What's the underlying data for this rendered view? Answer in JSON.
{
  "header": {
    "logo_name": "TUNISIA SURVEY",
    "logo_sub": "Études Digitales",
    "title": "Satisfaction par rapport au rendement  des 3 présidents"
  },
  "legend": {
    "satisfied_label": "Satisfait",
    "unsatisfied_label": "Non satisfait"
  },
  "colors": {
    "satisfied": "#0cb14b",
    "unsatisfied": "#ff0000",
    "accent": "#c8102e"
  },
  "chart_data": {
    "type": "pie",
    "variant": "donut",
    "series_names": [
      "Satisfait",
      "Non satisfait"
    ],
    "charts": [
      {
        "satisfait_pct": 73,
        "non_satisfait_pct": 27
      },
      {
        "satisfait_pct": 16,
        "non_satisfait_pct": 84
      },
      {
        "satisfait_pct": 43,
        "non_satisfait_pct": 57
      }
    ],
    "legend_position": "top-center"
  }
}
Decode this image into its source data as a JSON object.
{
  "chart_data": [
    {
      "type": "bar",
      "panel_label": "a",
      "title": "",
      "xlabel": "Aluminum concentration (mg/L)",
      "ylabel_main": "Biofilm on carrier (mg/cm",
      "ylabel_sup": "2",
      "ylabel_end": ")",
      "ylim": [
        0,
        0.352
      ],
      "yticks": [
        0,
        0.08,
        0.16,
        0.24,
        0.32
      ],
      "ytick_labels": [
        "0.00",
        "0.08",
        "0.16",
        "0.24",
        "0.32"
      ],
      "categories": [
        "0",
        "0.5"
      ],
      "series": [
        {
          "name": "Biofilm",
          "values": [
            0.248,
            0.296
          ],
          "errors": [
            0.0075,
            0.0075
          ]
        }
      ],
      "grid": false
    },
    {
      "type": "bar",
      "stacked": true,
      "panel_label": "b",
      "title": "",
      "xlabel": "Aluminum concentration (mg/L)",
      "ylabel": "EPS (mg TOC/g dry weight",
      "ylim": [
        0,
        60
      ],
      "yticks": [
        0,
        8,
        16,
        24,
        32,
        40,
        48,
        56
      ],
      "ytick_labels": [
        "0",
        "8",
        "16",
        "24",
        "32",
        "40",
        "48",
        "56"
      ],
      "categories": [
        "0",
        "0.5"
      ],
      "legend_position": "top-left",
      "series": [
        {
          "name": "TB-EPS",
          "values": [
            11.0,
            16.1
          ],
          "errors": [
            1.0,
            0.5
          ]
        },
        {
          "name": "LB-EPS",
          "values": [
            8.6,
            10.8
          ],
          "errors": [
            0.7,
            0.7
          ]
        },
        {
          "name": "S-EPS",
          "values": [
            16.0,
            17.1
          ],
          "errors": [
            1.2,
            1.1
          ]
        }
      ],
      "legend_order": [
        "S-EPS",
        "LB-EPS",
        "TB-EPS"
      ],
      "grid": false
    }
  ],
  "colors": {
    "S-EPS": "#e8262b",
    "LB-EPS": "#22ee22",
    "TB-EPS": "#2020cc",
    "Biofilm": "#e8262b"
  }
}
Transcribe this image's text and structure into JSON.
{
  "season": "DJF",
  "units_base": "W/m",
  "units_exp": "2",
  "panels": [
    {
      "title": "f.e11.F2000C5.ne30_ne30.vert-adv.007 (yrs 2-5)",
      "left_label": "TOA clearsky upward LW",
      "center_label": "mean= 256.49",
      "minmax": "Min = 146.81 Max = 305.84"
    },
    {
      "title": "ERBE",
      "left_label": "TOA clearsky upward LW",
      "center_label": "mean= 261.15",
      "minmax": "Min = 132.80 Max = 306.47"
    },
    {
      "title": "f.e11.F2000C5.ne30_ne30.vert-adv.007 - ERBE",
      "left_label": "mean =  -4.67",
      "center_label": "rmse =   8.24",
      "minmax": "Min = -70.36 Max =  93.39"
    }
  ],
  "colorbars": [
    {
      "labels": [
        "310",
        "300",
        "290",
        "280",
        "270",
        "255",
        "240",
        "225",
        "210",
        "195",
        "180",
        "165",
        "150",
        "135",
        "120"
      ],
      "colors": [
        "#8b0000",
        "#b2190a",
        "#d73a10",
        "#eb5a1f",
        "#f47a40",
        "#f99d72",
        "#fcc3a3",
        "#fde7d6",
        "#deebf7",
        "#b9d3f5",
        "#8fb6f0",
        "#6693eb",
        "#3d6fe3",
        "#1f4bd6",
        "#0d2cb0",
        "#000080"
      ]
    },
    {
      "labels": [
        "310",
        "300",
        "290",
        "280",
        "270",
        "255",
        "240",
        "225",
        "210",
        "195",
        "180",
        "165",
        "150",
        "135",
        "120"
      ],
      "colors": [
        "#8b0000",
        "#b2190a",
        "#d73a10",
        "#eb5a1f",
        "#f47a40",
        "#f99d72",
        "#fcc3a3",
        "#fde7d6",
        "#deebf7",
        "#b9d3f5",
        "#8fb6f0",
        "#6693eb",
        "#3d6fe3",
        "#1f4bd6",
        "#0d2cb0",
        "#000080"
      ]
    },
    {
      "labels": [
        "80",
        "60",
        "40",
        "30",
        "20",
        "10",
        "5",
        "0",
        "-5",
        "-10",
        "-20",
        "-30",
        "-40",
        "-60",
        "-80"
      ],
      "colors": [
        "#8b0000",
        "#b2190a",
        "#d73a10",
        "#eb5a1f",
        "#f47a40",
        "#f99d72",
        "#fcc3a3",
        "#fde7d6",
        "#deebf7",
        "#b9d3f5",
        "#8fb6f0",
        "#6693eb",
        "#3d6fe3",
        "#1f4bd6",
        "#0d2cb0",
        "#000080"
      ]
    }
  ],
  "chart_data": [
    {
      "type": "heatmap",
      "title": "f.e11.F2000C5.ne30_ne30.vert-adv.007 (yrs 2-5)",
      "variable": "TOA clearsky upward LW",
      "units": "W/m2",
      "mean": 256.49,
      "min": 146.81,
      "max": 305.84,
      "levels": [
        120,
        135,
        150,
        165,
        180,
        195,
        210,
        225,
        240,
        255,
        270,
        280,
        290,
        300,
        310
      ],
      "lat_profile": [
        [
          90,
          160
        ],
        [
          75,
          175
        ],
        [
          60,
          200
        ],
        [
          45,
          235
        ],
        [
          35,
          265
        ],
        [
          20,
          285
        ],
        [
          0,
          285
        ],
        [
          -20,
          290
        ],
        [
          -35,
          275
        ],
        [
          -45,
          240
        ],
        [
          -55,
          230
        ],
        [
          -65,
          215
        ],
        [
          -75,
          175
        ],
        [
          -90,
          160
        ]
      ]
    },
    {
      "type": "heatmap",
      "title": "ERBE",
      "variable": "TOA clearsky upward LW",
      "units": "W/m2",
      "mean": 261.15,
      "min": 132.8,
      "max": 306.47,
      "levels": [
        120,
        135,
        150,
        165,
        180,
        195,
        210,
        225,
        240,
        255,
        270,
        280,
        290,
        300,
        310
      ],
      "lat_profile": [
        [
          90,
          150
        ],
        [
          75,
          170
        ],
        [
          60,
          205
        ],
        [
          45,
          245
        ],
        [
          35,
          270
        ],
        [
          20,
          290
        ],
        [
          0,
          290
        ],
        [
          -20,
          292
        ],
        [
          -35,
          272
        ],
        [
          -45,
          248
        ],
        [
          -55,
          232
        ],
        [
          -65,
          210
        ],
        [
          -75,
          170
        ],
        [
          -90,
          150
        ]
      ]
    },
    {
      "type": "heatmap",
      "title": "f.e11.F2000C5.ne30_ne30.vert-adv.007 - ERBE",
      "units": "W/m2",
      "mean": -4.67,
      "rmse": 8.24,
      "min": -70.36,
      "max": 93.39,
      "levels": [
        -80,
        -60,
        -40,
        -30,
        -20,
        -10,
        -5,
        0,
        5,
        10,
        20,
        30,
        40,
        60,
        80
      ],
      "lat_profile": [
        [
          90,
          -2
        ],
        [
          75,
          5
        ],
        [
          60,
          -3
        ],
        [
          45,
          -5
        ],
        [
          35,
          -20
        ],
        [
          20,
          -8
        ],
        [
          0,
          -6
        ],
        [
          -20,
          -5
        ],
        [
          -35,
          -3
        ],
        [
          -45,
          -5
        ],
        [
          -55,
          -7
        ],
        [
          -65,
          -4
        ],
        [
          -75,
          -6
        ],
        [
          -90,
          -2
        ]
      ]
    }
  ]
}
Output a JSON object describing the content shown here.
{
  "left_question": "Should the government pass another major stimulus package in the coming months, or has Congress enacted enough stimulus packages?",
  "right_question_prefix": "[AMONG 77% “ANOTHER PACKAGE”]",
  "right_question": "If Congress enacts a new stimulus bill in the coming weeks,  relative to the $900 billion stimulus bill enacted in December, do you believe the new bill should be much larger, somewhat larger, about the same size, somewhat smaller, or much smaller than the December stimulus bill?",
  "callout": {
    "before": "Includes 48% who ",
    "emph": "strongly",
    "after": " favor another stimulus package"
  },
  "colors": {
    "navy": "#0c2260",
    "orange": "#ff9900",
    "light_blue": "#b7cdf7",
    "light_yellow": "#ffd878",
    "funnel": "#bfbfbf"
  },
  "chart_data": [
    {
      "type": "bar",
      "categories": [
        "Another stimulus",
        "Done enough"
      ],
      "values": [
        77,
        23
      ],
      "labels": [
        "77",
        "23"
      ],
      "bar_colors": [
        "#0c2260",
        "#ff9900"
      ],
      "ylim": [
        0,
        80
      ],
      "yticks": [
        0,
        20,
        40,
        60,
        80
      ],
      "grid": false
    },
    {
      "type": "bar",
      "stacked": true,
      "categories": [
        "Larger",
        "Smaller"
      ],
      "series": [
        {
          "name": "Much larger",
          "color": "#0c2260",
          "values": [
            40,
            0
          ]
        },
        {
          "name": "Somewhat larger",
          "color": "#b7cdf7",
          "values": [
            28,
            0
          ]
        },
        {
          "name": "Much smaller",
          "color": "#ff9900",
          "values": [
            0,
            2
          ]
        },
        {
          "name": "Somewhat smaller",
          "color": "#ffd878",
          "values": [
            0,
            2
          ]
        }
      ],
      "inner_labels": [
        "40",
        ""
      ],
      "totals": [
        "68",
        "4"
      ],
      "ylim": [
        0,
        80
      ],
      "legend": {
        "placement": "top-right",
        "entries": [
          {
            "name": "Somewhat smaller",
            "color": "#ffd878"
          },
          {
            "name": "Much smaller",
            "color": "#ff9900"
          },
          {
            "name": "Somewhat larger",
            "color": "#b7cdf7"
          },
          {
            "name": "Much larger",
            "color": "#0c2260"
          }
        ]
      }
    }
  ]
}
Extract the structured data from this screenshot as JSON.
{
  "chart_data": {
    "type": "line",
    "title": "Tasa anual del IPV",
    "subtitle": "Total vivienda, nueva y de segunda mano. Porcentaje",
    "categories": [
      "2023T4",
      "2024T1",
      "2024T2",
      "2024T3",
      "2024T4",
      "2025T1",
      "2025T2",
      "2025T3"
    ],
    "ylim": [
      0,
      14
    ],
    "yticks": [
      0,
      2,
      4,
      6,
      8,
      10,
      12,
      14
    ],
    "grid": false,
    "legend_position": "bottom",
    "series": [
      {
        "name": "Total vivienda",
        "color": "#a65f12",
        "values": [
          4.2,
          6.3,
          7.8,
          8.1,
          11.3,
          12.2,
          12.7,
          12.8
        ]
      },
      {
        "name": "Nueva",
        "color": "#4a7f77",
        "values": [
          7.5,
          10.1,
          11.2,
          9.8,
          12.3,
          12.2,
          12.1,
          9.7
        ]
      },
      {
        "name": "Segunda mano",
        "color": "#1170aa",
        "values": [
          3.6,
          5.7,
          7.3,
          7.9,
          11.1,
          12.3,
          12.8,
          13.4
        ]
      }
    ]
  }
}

------------------------------------------------------------

Objective: Scan the material above for the string "mean" and report each line where you find it.

Response to this task:
      "center_label": "mean= 256.49",
      "center_label": "mean= 261.15",
      "left_label": "mean =  -4.67",
      "mean": 256.49,
      "mean": 261.15,
      "mean": -4.67,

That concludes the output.